- **Your objective**
Omit all images, then return the remaining material exactly as it stands.

- **Information shown**
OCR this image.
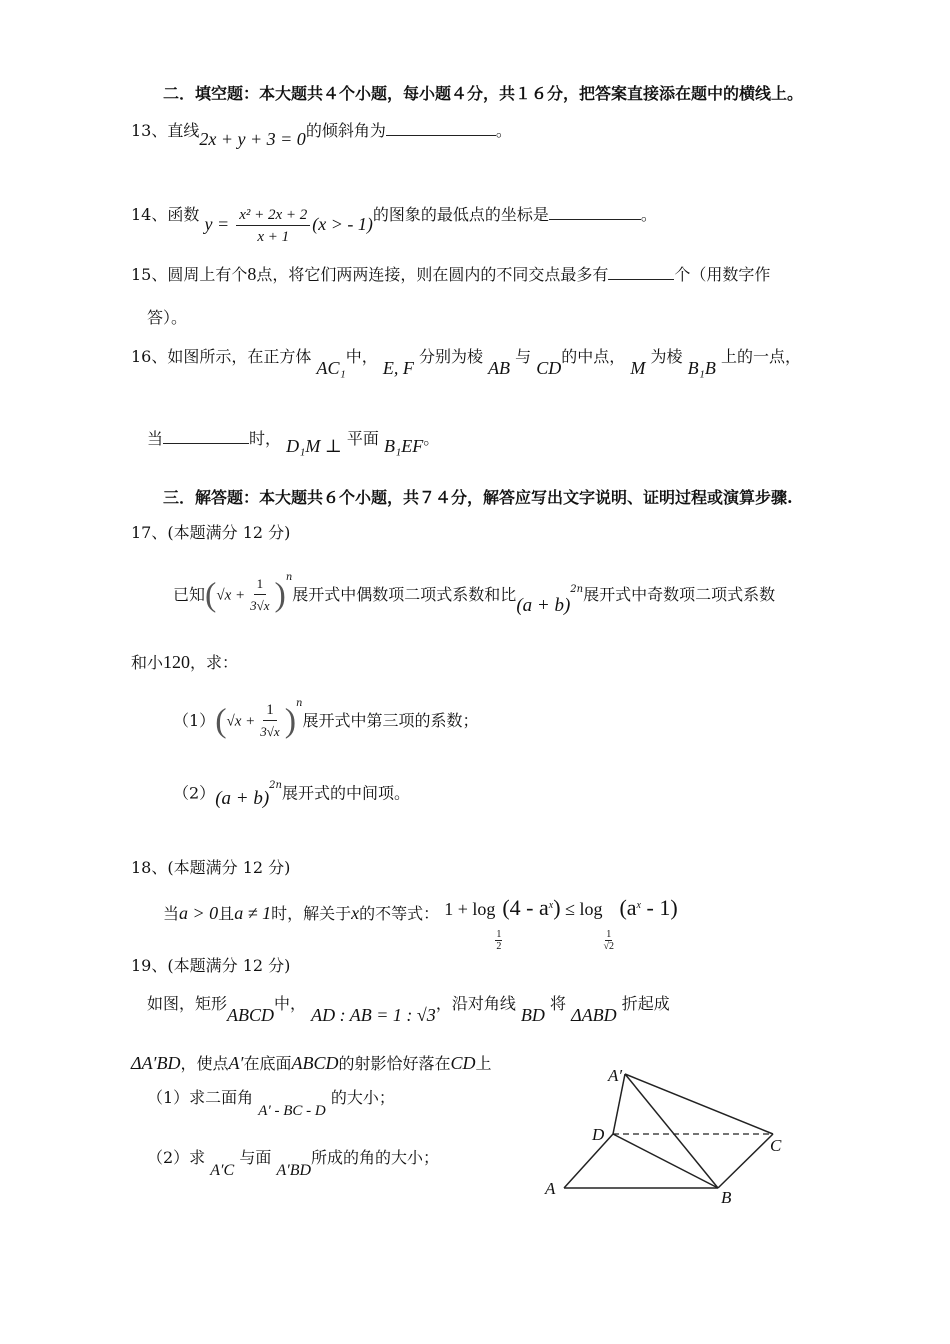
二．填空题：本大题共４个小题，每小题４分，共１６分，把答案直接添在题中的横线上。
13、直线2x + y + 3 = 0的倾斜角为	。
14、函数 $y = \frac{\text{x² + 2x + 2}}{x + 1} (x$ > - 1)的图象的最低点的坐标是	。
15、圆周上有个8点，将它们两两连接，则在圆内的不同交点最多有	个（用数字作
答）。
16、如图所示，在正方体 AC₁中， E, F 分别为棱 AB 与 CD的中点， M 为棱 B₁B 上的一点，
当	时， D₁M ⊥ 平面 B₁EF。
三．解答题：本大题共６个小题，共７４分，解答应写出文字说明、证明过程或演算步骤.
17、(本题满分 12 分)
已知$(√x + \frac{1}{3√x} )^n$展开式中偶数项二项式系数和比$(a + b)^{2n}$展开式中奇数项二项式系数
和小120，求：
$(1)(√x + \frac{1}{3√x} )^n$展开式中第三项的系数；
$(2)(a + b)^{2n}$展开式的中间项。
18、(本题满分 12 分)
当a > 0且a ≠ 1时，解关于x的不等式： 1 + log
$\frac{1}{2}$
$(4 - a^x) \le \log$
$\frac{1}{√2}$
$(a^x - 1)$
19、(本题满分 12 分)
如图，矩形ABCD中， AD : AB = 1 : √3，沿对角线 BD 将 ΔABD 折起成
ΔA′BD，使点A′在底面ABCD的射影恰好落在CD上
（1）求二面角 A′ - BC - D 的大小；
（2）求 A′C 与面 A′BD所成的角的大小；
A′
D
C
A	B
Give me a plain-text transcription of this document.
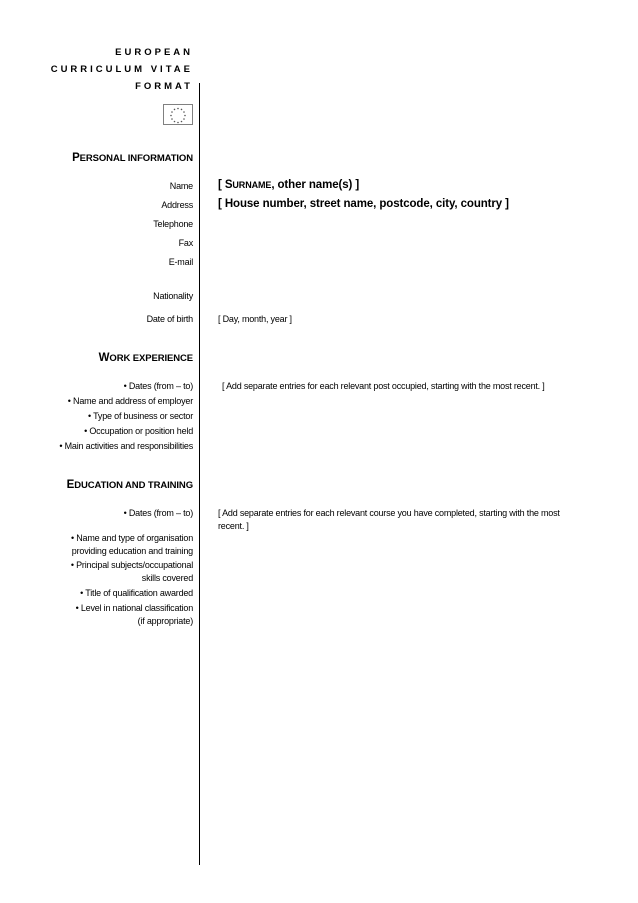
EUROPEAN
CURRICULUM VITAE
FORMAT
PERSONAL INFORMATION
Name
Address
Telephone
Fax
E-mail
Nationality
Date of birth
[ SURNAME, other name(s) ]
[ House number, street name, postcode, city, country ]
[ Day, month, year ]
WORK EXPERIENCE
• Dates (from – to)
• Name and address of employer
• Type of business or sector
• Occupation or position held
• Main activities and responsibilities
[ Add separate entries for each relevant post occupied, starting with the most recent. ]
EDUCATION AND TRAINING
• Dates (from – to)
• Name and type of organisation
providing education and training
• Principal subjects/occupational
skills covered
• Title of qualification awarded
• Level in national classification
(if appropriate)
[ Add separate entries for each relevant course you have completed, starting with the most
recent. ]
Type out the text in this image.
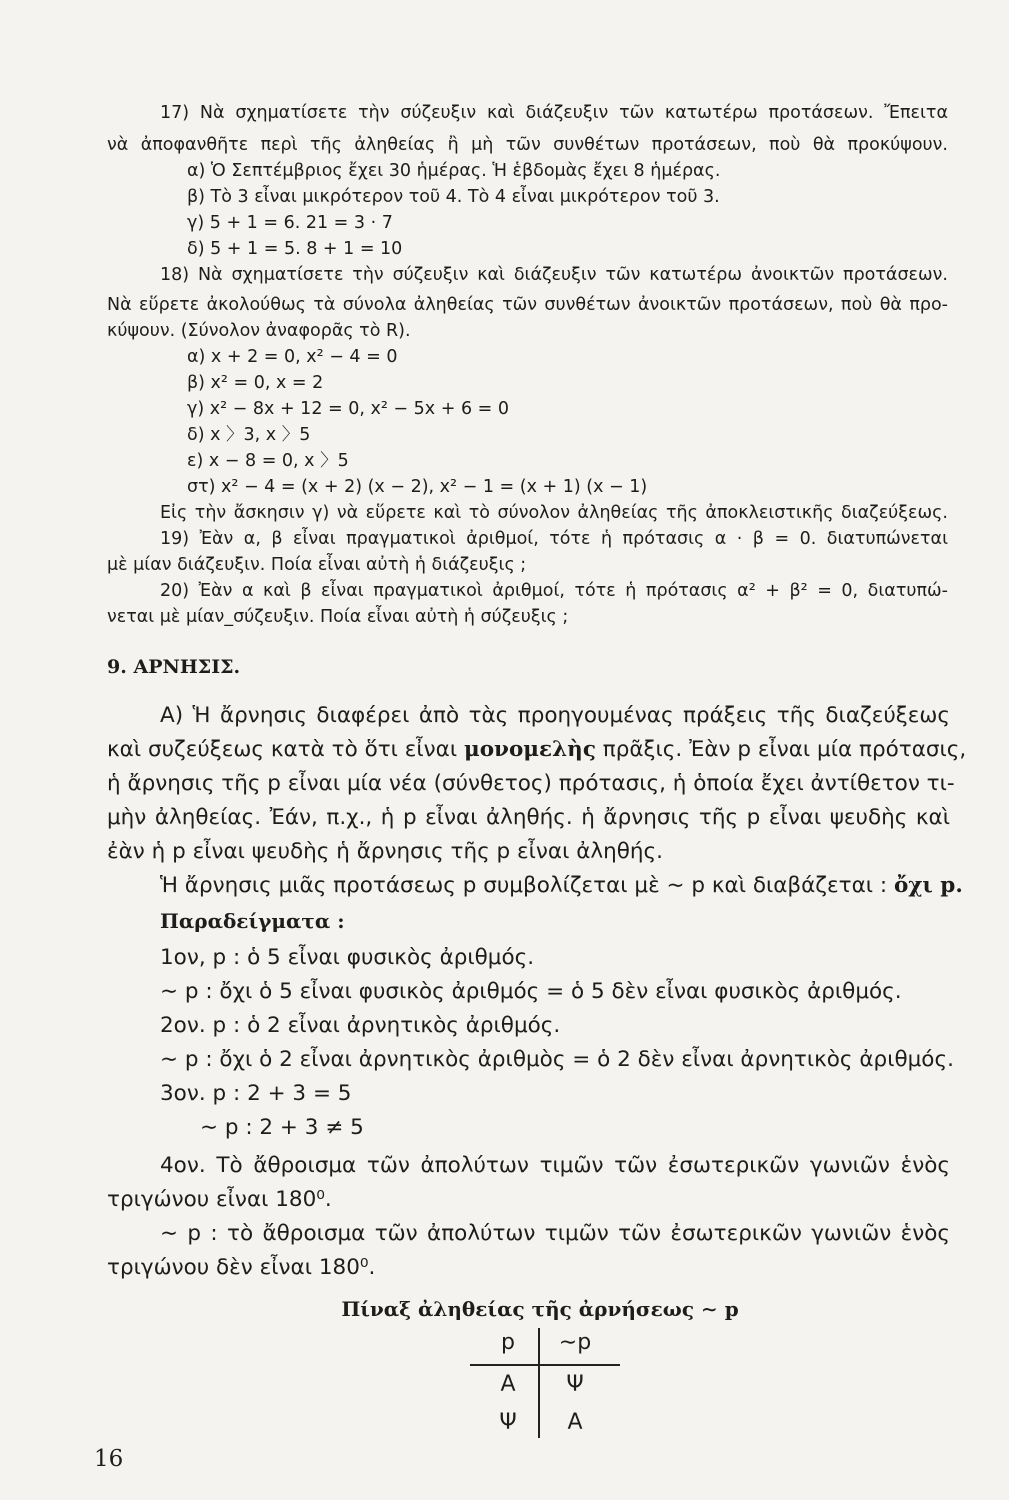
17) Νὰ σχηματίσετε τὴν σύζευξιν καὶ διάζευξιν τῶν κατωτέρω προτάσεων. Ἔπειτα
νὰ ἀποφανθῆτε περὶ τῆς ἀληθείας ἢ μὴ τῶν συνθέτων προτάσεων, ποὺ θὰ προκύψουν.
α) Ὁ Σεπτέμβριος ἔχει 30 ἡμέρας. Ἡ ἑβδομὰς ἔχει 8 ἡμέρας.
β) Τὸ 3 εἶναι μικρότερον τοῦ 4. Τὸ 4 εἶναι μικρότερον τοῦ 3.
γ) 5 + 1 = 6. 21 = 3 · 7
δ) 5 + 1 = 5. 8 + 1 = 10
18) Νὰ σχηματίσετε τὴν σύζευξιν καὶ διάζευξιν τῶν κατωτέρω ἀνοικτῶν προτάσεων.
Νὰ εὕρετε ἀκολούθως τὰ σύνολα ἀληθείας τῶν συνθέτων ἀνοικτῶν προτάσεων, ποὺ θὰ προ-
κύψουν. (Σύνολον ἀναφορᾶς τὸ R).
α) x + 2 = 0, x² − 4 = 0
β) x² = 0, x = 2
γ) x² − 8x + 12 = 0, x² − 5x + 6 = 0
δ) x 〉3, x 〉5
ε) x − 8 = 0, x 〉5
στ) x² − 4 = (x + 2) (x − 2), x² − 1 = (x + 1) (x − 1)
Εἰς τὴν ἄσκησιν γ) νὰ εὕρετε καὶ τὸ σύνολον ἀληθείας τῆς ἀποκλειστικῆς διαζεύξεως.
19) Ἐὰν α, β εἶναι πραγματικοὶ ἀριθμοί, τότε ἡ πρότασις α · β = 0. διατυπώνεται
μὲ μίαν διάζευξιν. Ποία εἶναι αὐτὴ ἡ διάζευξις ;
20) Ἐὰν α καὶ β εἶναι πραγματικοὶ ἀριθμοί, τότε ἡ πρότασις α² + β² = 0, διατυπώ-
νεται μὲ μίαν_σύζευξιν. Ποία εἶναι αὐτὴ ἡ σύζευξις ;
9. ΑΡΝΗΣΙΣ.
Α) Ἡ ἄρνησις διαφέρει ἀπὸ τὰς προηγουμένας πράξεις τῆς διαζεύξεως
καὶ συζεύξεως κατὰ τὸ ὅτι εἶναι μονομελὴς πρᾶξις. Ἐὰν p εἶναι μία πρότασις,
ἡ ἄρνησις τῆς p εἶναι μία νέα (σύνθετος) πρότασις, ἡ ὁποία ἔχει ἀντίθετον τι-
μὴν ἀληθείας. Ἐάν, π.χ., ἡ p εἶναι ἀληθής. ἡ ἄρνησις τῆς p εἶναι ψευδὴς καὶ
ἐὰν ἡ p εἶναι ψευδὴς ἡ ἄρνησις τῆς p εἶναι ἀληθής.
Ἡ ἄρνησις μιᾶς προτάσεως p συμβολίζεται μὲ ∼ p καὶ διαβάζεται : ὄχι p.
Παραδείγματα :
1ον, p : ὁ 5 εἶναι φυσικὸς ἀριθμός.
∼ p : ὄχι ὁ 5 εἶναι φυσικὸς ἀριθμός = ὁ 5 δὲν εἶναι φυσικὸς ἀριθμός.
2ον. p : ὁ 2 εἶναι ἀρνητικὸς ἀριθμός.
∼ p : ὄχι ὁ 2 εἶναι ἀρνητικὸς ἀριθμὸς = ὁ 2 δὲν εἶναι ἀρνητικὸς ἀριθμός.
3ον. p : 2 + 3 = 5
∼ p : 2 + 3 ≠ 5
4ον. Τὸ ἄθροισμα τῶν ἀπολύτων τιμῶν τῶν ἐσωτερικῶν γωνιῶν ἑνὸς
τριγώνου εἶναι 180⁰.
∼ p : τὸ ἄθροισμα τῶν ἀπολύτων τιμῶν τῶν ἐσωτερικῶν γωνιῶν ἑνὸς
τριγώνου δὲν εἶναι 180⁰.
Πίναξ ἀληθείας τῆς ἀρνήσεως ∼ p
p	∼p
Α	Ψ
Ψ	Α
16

- **Finished answer**
OCR this image.
二．填空题：本大题共４个小题，每小题４分，共１６分，把答案直接添在题中的横线上。
13、直线2x + y + 3 = 0的倾斜角为	。
14、函数 $y = \frac{\text{x² + 2x + 2}}{x + 1} (x$ > - 1)的图象的最低点的坐标是	。
15、圆周上有个8点，将它们两两连接，则在圆内的不同交点最多有	个（用数字作
答）。
16、如图所示，在正方体 AC₁中， E, F 分别为棱 AB 与 CD的中点， M 为棱 B₁B 上的一点，
当	时， D₁M ⊥ 平面 B₁EF。
三．解答题：本大题共６个小题，共７４分，解答应写出文字说明、证明过程或演算步骤.
17、(本题满分 12 分)
已知$(√x + \frac{1}{3√x} )^n$展开式中偶数项二项式系数和比$(a + b)^{2n}$展开式中奇数项二项式系数
和小120，求：
$(1)(√x + \frac{1}{3√x} )^n$展开式中第三项的系数；
$(2)(a + b)^{2n}$展开式的中间项。
18、(本题满分 12 分)
当a > 0且a ≠ 1时，解关于x的不等式： 1 + log
$\frac{1}{2}$
$(4 - a^x) \le \log$
$\frac{1}{√2}$
$(a^x - 1)$
19、(本题满分 12 分)
如图，矩形ABCD中， AD : AB = 1 : √3，沿对角线 BD 将 ΔABD 折起成
ΔA′BD，使点A′在底面ABCD的射影恰好落在CD上
（1）求二面角 A′ - BC - D 的大小；
（2）求 A′C 与面 A′BD所成的角的大小；
A′
D
C
A	B
Give me a plain-text transcription of this document.
EUROPEAN
CURRICULUM VITAE
FORMAT
PERSONAL INFORMATION
Name
Address
Telephone
Fax
E-mail
Nationality
Date of birth
[ SURNAME, other name(s) ]
[ House number, street name, postcode, city, country ]
[ Day, month, year ]
WORK EXPERIENCE
• Dates (from – to)
• Name and address of employer
• Type of business or sector
• Occupation or position held
• Main activities and responsibilities
[ Add separate entries for each relevant post occupied, starting with the most recent. ]
EDUCATION AND TRAINING
• Dates (from – to)
• Name and type of organisation
providing education and training
• Principal subjects/occupational
skills covered
• Title of qualification awarded
• Level in national classification
(if appropriate)
[ Add separate entries for each relevant course you have completed, starting with the most
recent. ]
Type out the text in this image.
17) Νὰ σχηματίσετε τὴν σύζευξιν καὶ διάζευξιν τῶν κατωτέρω προτάσεων. Ἔπειτα
νὰ ἀποφανθῆτε περὶ τῆς ἀληθείας ἢ μὴ τῶν συνθέτων προτάσεων, ποὺ θὰ προκύψουν.
α) Ὁ Σεπτέμβριος ἔχει 30 ἡμέρας. Ἡ ἑβδομὰς ἔχει 8 ἡμέρας.
β) Τὸ 3 εἶναι μικρότερον τοῦ 4. Τὸ 4 εἶναι μικρότερον τοῦ 3.
γ) 5 + 1 = 6. 21 = 3 · 7
δ) 5 + 1 = 5. 8 + 1 = 10
18) Νὰ σχηματίσετε τὴν σύζευξιν καὶ διάζευξιν τῶν κατωτέρω ἀνοικτῶν προτάσεων.
Νὰ εὕρετε ἀκολούθως τὰ σύνολα ἀληθείας τῶν συνθέτων ἀνοικτῶν προτάσεων, ποὺ θὰ προ-
κύψουν. (Σύνολον ἀναφορᾶς τὸ R).
α) x + 2 = 0, x² − 4 = 0
β) x² = 0, x = 2
γ) x² − 8x + 12 = 0, x² − 5x + 6 = 0
δ) x 〉3, x 〉5
ε) x − 8 = 0, x 〉5
στ) x² − 4 = (x + 2) (x − 2), x² − 1 = (x + 1) (x − 1)
Εἰς τὴν ἄσκησιν γ) νὰ εὕρετε καὶ τὸ σύνολον ἀληθείας τῆς ἀποκλειστικῆς διαζεύξεως.
19) Ἐὰν α, β εἶναι πραγματικοὶ ἀριθμοί, τότε ἡ πρότασις α · β = 0. διατυπώνεται
μὲ μίαν διάζευξιν. Ποία εἶναι αὐτὴ ἡ διάζευξις ;
20) Ἐὰν α καὶ β εἶναι πραγματικοὶ ἀριθμοί, τότε ἡ πρότασις α² + β² = 0, διατυπώ-
νεται μὲ μίαν_σύζευξιν. Ποία εἶναι αὐτὴ ἡ σύζευξις ;
9. ΑΡΝΗΣΙΣ.
Α) Ἡ ἄρνησις διαφέρει ἀπὸ τὰς προηγουμένας πράξεις τῆς διαζεύξεως
καὶ συζεύξεως κατὰ τὸ ὅτι εἶναι μονομελὴς πρᾶξις. Ἐὰν p εἶναι μία πρότασις,
ἡ ἄρνησις τῆς p εἶναι μία νέα (σύνθετος) πρότασις, ἡ ὁποία ἔχει ἀντίθετον τι-
μὴν ἀληθείας. Ἐάν, π.χ., ἡ p εἶναι ἀληθής. ἡ ἄρνησις τῆς p εἶναι ψευδὴς καὶ
ἐὰν ἡ p εἶναι ψευδὴς ἡ ἄρνησις τῆς p εἶναι ἀληθής.
Ἡ ἄρνησις μιᾶς προτάσεως p συμβολίζεται μὲ ∼ p καὶ διαβάζεται : ὄχι p.
Παραδείγματα :
1ον, p : ὁ 5 εἶναι φυσικὸς ἀριθμός.
∼ p : ὄχι ὁ 5 εἶναι φυσικὸς ἀριθμός = ὁ 5 δὲν εἶναι φυσικὸς ἀριθμός.
2ον. p : ὁ 2 εἶναι ἀρνητικὸς ἀριθμός.
∼ p : ὄχι ὁ 2 εἶναι ἀρνητικὸς ἀριθμὸς = ὁ 2 δὲν εἶναι ἀρνητικὸς ἀριθμός.
3ον. p : 2 + 3 = 5
∼ p : 2 + 3 ≠ 5
4ον. Τὸ ἄθροισμα τῶν ἀπολύτων τιμῶν τῶν ἐσωτερικῶν γωνιῶν ἑνὸς
τριγώνου εἶναι 180⁰.
∼ p : τὸ ἄθροισμα τῶν ἀπολύτων τιμῶν τῶν ἐσωτερικῶν γωνιῶν ἑνὸς
τριγώνου δὲν εἶναι 180⁰.
Πίναξ ἀληθείας τῆς ἀρνήσεως ∼ p
p	∼p
Α	Ψ
Ψ	Α
16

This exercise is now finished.